* Objective: Pictures do not belong in the copy; quote every entry below exactly.

== Records for processing

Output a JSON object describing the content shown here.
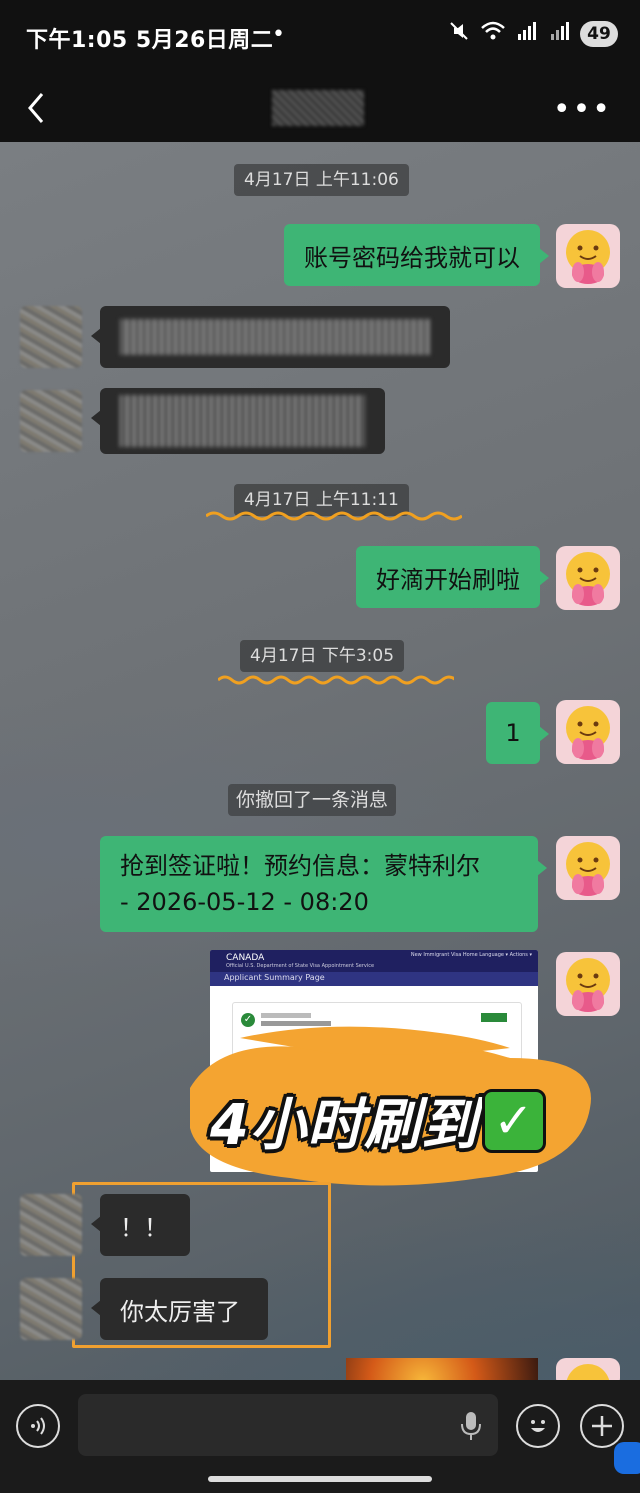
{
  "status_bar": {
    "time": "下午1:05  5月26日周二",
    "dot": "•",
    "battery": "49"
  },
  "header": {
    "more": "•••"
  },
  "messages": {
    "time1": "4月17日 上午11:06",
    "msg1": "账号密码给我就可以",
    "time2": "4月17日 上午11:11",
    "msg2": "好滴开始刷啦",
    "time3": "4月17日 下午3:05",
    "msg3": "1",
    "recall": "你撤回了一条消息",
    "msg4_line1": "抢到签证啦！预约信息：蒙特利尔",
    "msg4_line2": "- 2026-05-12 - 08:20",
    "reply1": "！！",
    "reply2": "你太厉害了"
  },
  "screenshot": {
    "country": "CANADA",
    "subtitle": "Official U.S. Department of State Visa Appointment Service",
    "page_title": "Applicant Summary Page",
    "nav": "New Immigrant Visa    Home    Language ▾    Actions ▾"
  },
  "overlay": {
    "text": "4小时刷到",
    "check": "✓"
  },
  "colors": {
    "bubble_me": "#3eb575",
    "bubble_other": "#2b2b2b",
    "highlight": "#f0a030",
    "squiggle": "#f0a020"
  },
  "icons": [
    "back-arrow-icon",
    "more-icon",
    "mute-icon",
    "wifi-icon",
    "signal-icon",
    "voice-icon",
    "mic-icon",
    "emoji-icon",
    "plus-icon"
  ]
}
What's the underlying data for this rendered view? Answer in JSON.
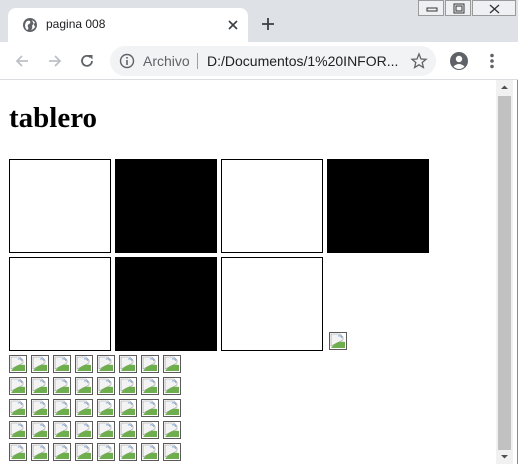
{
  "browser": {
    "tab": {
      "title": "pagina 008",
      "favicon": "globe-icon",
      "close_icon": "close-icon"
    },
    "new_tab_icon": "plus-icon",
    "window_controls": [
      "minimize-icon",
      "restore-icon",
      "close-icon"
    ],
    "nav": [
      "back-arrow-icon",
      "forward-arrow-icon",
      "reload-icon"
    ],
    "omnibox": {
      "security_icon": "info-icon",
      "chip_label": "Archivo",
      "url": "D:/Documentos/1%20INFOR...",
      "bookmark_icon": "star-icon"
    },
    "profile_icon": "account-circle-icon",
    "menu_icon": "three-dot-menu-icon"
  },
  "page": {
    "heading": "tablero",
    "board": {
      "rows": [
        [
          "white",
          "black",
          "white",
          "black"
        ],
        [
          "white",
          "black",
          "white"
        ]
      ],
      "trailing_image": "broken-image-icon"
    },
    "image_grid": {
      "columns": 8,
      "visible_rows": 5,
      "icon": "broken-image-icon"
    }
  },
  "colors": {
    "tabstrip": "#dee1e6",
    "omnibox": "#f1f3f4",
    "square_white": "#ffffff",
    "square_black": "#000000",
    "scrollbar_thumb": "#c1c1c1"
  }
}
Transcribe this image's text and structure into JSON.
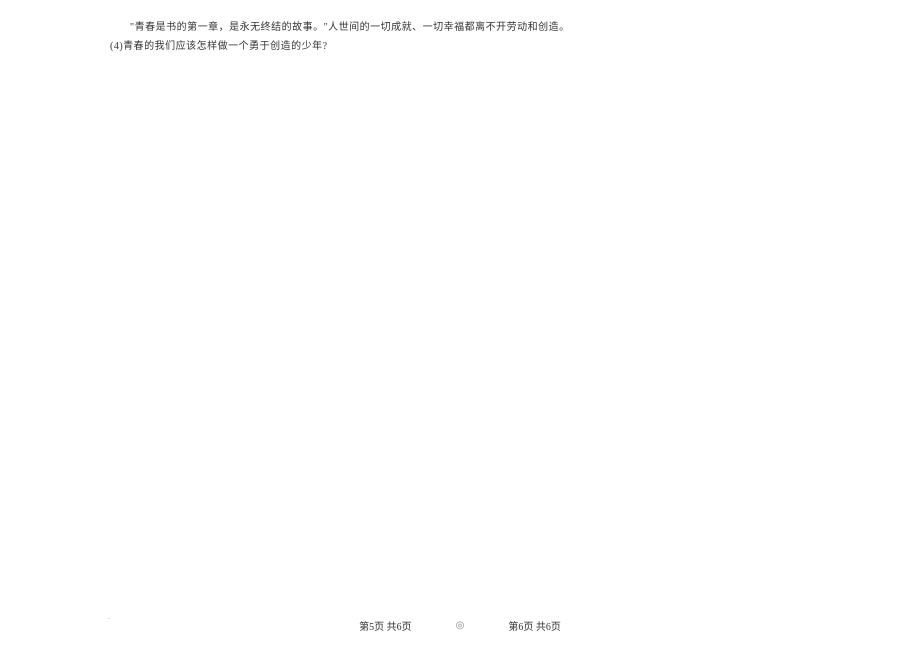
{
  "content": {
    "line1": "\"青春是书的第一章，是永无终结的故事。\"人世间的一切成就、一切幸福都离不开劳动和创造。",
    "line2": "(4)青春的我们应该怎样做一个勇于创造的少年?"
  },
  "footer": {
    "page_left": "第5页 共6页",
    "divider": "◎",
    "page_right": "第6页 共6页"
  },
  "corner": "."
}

====

* Expected output:
Output a JSON object describing the content shown here.
{
  "status_bar": {
    "time": "下午1:05  5月26日周二",
    "dot": "•",
    "battery": "49"
  },
  "header": {
    "more": "•••"
  },
  "messages": {
    "time1": "4月17日 上午11:06",
    "msg1": "账号密码给我就可以",
    "time2": "4月17日 上午11:11",
    "msg2": "好滴开始刷啦",
    "time3": "4月17日 下午3:05",
    "msg3": "1",
    "recall": "你撤回了一条消息",
    "msg4_line1": "抢到签证啦！预约信息：蒙特利尔",
    "msg4_line2": "- 2026-05-12 - 08:20",
    "reply1": "！！",
    "reply2": "你太厉害了"
  },
  "screenshot": {
    "country": "CANADA",
    "subtitle": "Official U.S. Department of State Visa Appointment Service",
    "page_title": "Applicant Summary Page",
    "nav": "New Immigrant Visa    Home    Language ▾    Actions ▾"
  },
  "overlay": {
    "text": "4小时刷到",
    "check": "✓"
  },
  "colors": {
    "bubble_me": "#3eb575",
    "bubble_other": "#2b2b2b",
    "highlight": "#f0a030",
    "squiggle": "#f0a020"
  },
  "icons": [
    "back-arrow-icon",
    "more-icon",
    "mute-icon",
    "wifi-icon",
    "signal-icon",
    "voice-icon",
    "mic-icon",
    "emoji-icon",
    "plus-icon"
  ]
}
What's the underlying data for this rendered view? Answer in JSON.
{
  "browser": {
    "tab": {
      "title": "pagina 008",
      "favicon": "globe-icon",
      "close_icon": "close-icon"
    },
    "new_tab_icon": "plus-icon",
    "window_controls": [
      "minimize-icon",
      "restore-icon",
      "close-icon"
    ],
    "nav": [
      "back-arrow-icon",
      "forward-arrow-icon",
      "reload-icon"
    ],
    "omnibox": {
      "security_icon": "info-icon",
      "chip_label": "Archivo",
      "url": "D:/Documentos/1%20INFOR...",
      "bookmark_icon": "star-icon"
    },
    "profile_icon": "account-circle-icon",
    "menu_icon": "three-dot-menu-icon"
  },
  "page": {
    "heading": "tablero",
    "board": {
      "rows": [
        [
          "white",
          "black",
          "white",
          "black"
        ],
        [
          "white",
          "black",
          "white"
        ]
      ],
      "trailing_image": "broken-image-icon"
    },
    "image_grid": {
      "columns": 8,
      "visible_rows": 5,
      "icon": "broken-image-icon"
    }
  },
  "colors": {
    "tabstrip": "#dee1e6",
    "omnibox": "#f1f3f4",
    "square_white": "#ffffff",
    "square_black": "#000000",
    "scrollbar_thumb": "#c1c1c1"
  }
}
Transcribe this image's text and structure into JSON.
{
  "content": {
    "line1": "\"青春是书的第一章，是永无终结的故事。\"人世间的一切成就、一切幸福都离不开劳动和创造。",
    "line2": "(4)青春的我们应该怎样做一个勇于创造的少年?"
  },
  "footer": {
    "page_left": "第5页 共6页",
    "divider": "◎",
    "page_right": "第6页 共6页"
  },
  "corner": "."
}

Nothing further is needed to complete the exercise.